*DATA FOR PROCESSING:*
+-------+

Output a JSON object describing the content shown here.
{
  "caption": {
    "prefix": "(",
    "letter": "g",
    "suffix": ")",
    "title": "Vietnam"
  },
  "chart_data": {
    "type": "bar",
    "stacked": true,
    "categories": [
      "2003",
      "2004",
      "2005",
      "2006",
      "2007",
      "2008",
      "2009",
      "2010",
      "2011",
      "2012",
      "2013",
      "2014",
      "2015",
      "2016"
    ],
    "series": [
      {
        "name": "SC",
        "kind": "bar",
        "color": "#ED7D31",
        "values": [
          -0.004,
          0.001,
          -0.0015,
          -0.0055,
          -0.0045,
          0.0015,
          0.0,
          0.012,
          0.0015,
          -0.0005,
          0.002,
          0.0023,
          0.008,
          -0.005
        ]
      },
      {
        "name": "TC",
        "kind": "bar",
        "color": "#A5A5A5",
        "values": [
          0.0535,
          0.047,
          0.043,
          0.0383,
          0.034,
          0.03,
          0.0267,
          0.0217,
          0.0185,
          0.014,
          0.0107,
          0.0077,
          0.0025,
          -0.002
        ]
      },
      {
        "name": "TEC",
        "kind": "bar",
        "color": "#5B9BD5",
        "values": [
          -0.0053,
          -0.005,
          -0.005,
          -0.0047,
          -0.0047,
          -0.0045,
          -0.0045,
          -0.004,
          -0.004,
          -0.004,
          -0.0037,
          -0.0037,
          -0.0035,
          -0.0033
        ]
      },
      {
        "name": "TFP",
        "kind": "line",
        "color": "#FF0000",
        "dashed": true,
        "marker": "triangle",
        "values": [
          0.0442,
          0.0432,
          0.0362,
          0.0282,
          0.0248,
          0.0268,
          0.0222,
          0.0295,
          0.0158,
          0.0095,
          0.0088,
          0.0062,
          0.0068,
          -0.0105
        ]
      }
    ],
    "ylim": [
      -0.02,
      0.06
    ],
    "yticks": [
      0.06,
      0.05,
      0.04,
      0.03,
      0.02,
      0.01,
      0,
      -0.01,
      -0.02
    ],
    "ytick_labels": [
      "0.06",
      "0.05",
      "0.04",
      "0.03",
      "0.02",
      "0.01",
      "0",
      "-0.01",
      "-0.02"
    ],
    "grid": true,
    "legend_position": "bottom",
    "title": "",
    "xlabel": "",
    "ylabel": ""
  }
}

+-------+

*REQUIRED TASK:*
Copy out all the entries shown above, character for character.

*WRITTEN SOLUTION:*
Output a JSON object describing the content shown here.
{
  "caption": {
    "prefix": "(",
    "letter": "g",
    "suffix": ")",
    "title": "Vietnam"
  },
  "chart_data": {
    "type": "bar",
    "stacked": true,
    "categories": [
      "2003",
      "2004",
      "2005",
      "2006",
      "2007",
      "2008",
      "2009",
      "2010",
      "2011",
      "2012",
      "2013",
      "2014",
      "2015",
      "2016"
    ],
    "series": [
      {
        "name": "SC",
        "kind": "bar",
        "color": "#ED7D31",
        "values": [
          -0.004,
          0.001,
          -0.0015,
          -0.0055,
          -0.0045,
          0.0015,
          0.0,
          0.012,
          0.0015,
          -0.0005,
          0.002,
          0.0023,
          0.008,
          -0.005
        ]
      },
      {
        "name": "TC",
        "kind": "bar",
        "color": "#A5A5A5",
        "values": [
          0.0535,
          0.047,
          0.043,
          0.0383,
          0.034,
          0.03,
          0.0267,
          0.0217,
          0.0185,
          0.014,
          0.0107,
          0.0077,
          0.0025,
          -0.002
        ]
      },
      {
        "name": "TEC",
        "kind": "bar",
        "color": "#5B9BD5",
        "values": [
          -0.0053,
          -0.005,
          -0.005,
          -0.0047,
          -0.0047,
          -0.0045,
          -0.0045,
          -0.004,
          -0.004,
          -0.004,
          -0.0037,
          -0.0037,
          -0.0035,
          -0.0033
        ]
      },
      {
        "name": "TFP",
        "kind": "line",
        "color": "#FF0000",
        "dashed": true,
        "marker": "triangle",
        "values": [
          0.0442,
          0.0432,
          0.0362,
          0.0282,
          0.0248,
          0.0268,
          0.0222,
          0.0295,
          0.0158,
          0.0095,
          0.0088,
          0.0062,
          0.0068,
          -0.0105
        ]
      }
    ],
    "ylim": [
      -0.02,
      0.06
    ],
    "yticks": [
      0.06,
      0.05,
      0.04,
      0.03,
      0.02,
      0.01,
      0,
      -0.01,
      -0.02
    ],
    "ytick_labels": [
      "0.06",
      "0.05",
      "0.04",
      "0.03",
      "0.02",
      "0.01",
      "0",
      "-0.01",
      "-0.02"
    ],
    "grid": true,
    "legend_position": "bottom",
    "title": "",
    "xlabel": "",
    "ylabel": ""
  }
}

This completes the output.